Data excerpts:
↓↓↓
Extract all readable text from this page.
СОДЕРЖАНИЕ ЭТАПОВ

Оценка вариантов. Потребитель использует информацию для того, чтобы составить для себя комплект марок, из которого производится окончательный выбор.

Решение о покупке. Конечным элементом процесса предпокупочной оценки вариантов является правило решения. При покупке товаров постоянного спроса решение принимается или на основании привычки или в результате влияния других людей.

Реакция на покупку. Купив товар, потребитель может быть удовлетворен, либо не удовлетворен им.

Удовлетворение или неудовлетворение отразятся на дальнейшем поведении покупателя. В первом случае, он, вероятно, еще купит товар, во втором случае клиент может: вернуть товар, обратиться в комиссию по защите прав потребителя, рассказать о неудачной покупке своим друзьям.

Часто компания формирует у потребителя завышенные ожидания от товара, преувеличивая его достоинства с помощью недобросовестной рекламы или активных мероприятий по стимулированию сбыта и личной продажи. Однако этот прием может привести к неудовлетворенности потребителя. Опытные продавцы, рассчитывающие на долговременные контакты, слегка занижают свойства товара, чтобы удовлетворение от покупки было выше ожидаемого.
↑↑↑
• Stated goal: Write out the entries in full, exactly as given.

• The completed task:
Extract all readable text from this page.
СОДЕРЖАНИЕ ЭТАПОВ

Оценка вариантов. Потребитель использует информацию для того, чтобы составить для себя комплект марок, из которого производится окончательный выбор.

Решение о покупке. Конечным элементом процесса предпокупочной оценки вариантов является правило решения. При покупке товаров постоянного спроса решение принимается или на основании привычки или в результате влияния других людей.

Реакция на покупку. Купив товар, потребитель может быть удовлетворен, либо не удовлетворен им.

Удовлетворение или неудовлетворение отразятся на дальнейшем поведении покупателя. В первом случае, он, вероятно, еще купит товар, во втором случае клиент может: вернуть товар, обратиться в комиссию по защите прав потребителя, рассказать о неудачной покупке своим друзьям.

Часто компания формирует у потребителя завышенные ожидания от товара, преувеличивая его достоинства с помощью недобросовестной рекламы или активных мероприятий по стимулированию сбыта и личной продажи. Однако этот прием может привести к неудовлетворенности потребителя. Опытные продавцы, рассчитывающие на долговременные контакты, слегка занижают свойства товара, чтобы удовлетворение от покупки было выше ожидаемого.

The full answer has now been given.